begin Data lines

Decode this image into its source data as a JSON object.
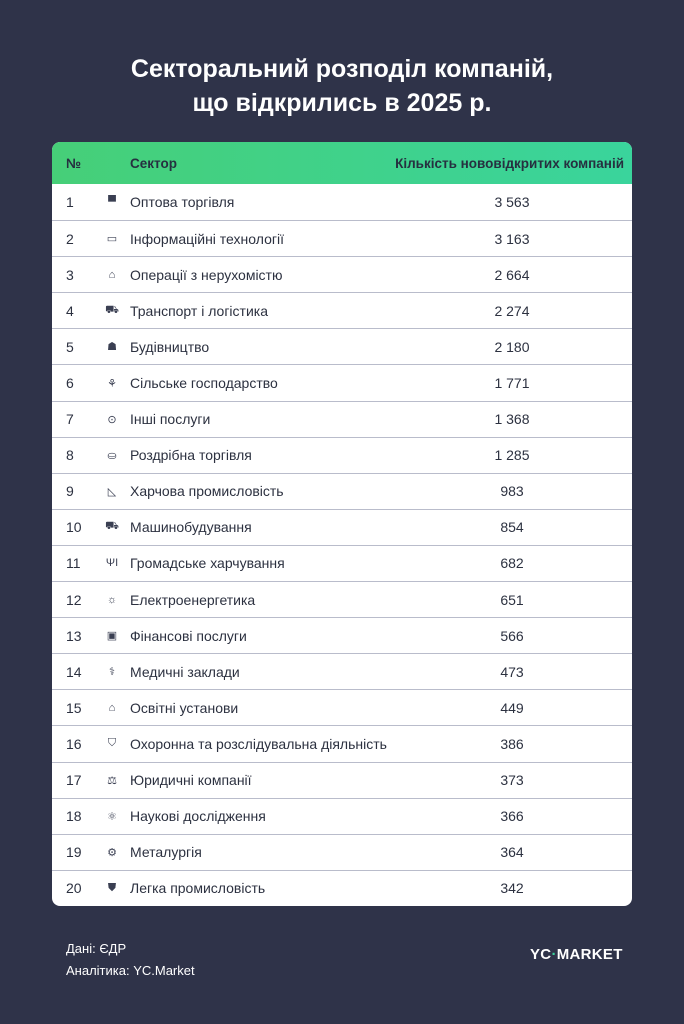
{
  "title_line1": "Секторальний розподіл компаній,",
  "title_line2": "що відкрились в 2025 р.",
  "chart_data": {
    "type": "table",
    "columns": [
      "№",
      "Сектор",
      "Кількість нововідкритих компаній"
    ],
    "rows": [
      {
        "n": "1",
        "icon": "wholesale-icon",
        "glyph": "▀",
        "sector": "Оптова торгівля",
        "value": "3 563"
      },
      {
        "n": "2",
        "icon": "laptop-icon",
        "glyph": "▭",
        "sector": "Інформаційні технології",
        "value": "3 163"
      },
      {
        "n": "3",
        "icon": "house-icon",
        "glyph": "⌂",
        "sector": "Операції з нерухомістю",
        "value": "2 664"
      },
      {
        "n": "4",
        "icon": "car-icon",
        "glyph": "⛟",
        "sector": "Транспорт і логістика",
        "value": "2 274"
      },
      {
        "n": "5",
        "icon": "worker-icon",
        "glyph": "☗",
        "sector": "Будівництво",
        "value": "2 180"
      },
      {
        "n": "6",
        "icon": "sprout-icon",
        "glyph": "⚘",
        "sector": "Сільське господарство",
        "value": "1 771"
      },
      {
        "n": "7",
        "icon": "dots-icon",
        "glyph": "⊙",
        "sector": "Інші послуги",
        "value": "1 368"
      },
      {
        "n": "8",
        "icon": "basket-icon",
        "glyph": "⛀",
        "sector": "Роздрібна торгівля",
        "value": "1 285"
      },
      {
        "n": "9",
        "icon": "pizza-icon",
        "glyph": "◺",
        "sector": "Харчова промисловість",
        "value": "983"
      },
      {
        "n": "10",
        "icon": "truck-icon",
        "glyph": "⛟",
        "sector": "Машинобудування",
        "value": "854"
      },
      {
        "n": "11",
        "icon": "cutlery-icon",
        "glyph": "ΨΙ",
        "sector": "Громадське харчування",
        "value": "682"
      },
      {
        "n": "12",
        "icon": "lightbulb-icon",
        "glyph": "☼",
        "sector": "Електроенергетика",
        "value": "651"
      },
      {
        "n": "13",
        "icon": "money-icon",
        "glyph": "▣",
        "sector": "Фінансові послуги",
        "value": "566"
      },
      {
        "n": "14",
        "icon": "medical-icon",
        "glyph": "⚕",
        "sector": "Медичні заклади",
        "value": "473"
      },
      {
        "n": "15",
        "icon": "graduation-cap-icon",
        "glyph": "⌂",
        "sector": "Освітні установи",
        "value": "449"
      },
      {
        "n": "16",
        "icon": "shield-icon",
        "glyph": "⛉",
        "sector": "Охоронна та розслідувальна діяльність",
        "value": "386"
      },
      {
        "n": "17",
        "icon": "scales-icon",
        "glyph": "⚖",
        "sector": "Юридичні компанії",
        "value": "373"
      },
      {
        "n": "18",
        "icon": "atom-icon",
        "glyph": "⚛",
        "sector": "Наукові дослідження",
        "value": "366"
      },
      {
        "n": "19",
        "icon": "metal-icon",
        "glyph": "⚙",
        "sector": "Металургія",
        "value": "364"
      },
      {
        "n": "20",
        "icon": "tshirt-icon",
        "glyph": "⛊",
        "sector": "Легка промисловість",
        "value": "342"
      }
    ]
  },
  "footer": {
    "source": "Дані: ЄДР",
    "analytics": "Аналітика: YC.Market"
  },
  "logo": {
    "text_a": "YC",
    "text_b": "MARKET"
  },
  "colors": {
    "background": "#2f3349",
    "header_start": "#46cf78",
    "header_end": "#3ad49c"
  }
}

end Data lines
begin Data lines

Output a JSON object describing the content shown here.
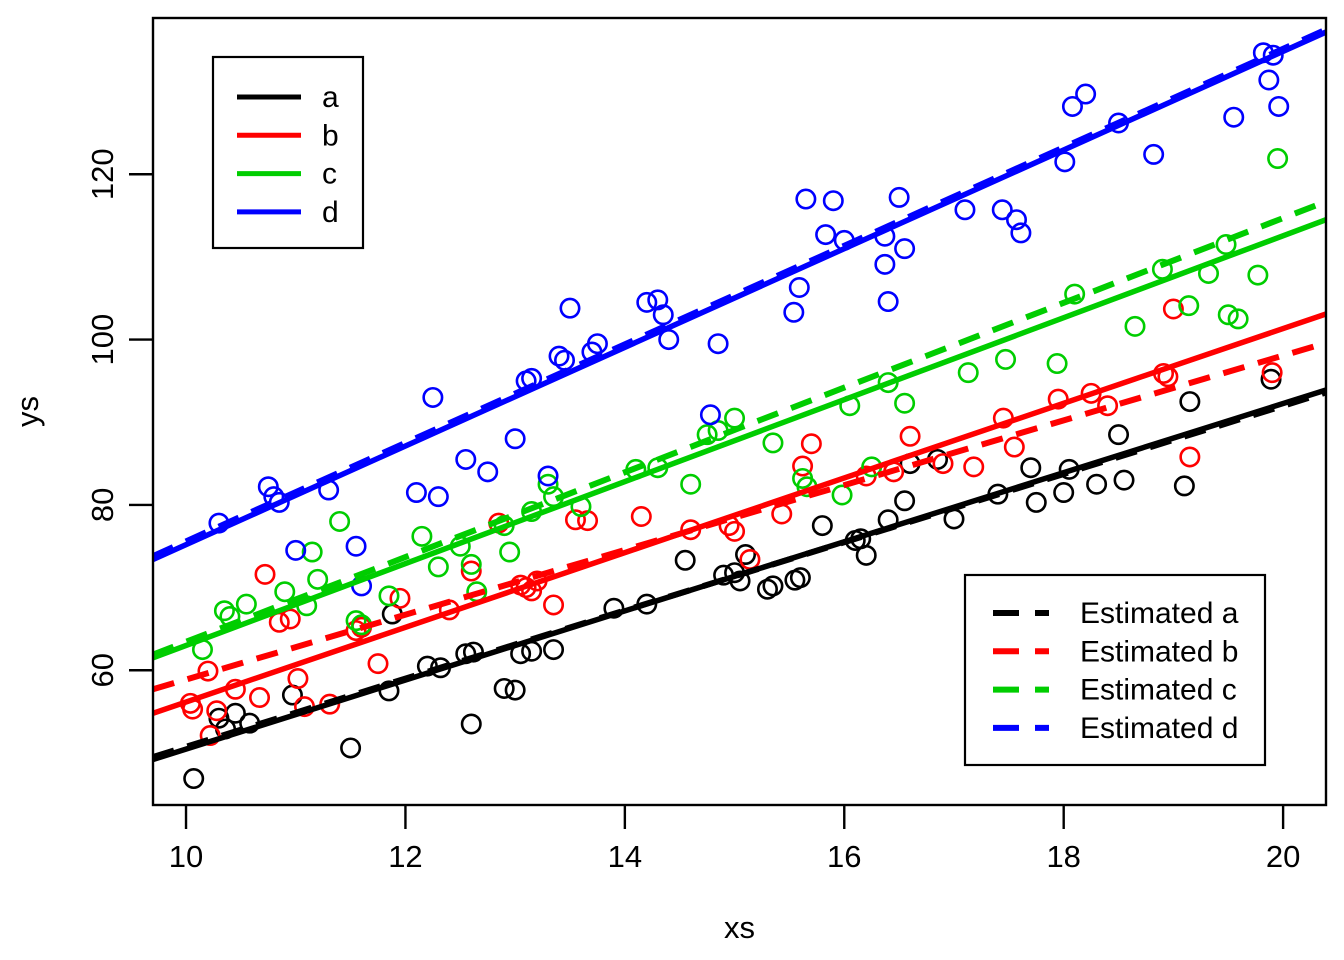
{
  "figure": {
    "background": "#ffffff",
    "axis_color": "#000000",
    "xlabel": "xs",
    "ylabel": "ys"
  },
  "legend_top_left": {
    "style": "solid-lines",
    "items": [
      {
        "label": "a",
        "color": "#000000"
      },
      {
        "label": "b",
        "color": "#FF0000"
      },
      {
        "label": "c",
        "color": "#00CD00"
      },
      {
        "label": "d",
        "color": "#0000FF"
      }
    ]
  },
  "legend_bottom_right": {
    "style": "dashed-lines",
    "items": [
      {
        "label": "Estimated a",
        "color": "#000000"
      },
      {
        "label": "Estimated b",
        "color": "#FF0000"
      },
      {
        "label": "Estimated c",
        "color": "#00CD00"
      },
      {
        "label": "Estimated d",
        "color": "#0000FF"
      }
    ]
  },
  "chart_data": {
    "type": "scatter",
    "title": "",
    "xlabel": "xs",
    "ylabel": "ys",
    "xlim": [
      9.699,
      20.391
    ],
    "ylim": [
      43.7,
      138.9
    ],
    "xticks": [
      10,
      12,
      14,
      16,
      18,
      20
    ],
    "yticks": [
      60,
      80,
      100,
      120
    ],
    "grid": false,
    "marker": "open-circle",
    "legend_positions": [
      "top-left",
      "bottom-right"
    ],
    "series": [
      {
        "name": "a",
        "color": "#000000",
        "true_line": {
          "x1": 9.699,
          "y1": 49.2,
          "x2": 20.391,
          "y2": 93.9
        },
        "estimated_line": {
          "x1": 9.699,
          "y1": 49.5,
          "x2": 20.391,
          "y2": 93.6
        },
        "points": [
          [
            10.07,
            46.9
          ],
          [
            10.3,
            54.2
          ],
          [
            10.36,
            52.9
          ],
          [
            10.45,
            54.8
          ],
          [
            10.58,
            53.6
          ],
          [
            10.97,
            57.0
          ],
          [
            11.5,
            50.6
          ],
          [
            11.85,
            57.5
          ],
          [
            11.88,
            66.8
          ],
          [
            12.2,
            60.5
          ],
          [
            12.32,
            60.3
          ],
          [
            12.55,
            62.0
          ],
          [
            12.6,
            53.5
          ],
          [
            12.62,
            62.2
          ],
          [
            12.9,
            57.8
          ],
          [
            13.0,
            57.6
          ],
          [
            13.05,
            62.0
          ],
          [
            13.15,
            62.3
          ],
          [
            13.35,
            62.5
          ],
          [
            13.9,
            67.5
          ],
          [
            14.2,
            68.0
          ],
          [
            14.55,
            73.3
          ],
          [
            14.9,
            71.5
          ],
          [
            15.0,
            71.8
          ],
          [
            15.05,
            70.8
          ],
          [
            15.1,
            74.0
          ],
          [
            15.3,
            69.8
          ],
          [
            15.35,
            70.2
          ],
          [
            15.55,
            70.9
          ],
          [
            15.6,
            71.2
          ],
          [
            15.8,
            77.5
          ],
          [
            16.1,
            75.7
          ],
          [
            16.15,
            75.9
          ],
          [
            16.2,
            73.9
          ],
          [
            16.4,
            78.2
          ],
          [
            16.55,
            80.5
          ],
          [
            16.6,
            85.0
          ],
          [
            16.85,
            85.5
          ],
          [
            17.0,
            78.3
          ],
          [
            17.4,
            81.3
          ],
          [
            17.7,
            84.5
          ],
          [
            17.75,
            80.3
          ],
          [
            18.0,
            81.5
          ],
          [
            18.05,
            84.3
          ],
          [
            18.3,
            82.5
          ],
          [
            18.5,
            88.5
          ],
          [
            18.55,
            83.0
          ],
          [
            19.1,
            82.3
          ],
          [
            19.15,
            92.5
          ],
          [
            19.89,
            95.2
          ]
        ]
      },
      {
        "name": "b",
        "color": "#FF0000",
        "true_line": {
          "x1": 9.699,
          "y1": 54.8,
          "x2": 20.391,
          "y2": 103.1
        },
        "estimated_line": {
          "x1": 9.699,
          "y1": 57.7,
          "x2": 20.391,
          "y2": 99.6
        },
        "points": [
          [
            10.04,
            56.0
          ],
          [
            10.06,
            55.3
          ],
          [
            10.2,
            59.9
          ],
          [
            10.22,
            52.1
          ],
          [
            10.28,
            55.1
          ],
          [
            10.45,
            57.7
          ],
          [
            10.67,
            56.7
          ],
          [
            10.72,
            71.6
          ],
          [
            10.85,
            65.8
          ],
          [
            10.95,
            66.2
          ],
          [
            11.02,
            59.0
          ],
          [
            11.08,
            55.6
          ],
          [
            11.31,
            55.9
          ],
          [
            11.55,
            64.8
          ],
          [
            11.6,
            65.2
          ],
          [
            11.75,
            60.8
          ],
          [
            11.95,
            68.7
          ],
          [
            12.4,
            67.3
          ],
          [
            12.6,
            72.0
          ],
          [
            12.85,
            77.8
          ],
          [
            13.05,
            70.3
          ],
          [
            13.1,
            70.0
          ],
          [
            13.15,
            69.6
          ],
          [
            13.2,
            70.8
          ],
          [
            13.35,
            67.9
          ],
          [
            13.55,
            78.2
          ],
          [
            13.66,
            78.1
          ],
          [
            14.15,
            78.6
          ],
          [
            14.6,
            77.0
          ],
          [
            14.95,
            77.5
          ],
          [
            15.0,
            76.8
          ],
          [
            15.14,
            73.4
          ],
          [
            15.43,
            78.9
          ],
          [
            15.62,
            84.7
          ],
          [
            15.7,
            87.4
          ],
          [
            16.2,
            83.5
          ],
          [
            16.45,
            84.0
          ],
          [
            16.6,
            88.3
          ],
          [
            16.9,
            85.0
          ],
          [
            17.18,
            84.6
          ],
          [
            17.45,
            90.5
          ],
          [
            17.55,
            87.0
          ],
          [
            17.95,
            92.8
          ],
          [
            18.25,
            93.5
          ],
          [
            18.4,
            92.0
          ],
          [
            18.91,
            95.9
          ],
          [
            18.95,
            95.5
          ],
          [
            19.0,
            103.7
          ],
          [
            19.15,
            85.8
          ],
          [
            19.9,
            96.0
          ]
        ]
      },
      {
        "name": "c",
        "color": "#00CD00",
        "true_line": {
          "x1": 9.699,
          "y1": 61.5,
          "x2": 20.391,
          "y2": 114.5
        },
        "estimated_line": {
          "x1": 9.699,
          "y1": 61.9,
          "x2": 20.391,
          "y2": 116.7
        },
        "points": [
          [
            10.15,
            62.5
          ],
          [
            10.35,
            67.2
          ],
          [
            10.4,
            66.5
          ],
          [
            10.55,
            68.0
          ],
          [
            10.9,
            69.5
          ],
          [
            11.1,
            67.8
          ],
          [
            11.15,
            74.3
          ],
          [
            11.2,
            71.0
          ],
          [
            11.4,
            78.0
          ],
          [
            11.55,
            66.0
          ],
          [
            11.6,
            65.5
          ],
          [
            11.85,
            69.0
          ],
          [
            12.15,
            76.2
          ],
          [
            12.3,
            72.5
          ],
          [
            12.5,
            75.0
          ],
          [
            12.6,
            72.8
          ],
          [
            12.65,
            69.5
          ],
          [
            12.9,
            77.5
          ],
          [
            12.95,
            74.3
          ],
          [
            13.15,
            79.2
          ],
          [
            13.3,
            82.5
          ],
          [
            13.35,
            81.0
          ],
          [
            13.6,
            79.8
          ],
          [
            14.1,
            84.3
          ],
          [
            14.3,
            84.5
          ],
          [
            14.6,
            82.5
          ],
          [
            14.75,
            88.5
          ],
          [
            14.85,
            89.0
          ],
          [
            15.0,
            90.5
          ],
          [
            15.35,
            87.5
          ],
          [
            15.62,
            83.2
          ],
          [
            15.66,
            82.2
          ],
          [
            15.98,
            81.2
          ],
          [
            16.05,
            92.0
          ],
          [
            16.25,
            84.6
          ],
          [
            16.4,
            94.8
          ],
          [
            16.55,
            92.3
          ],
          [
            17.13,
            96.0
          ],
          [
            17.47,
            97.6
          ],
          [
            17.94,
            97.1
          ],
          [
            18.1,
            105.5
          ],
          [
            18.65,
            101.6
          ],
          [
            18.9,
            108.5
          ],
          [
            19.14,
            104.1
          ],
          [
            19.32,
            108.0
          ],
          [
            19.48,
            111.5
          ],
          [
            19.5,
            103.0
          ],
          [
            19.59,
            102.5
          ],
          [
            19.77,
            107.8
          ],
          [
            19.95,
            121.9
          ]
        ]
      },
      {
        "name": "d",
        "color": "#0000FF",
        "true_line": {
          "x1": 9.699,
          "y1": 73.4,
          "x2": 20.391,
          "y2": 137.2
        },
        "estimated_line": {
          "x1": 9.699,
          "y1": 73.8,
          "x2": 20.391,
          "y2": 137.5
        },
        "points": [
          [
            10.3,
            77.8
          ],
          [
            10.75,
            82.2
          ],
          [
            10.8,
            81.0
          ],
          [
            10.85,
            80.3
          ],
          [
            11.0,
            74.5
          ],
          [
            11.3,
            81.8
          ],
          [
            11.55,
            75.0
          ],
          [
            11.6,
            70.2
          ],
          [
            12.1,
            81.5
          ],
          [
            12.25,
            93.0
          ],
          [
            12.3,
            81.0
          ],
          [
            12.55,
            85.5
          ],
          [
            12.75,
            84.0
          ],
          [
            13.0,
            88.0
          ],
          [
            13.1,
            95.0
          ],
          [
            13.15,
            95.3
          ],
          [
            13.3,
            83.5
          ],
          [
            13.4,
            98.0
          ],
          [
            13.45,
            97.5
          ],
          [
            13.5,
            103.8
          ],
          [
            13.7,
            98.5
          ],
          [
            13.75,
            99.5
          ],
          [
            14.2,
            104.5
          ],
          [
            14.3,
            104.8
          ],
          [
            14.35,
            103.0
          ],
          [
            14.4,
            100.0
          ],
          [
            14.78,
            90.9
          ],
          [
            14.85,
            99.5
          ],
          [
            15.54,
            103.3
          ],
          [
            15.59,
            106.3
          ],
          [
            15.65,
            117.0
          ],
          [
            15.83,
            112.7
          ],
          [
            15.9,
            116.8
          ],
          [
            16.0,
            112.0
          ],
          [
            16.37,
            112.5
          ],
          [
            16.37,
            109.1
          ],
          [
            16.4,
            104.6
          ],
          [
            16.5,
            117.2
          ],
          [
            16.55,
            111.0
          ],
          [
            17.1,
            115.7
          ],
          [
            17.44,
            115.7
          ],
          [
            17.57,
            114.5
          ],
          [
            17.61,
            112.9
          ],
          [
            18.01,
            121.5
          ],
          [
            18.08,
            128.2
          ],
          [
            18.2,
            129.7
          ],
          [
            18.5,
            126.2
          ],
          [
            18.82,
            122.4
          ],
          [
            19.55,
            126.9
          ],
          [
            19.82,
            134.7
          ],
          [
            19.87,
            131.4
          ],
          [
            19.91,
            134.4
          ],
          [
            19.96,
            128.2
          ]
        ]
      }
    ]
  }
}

end Data lines

- Description of the task: Copy every line above that holds the word "style".

- Full output:
    "style": "solid-lines",
    "style": "dashed-lines",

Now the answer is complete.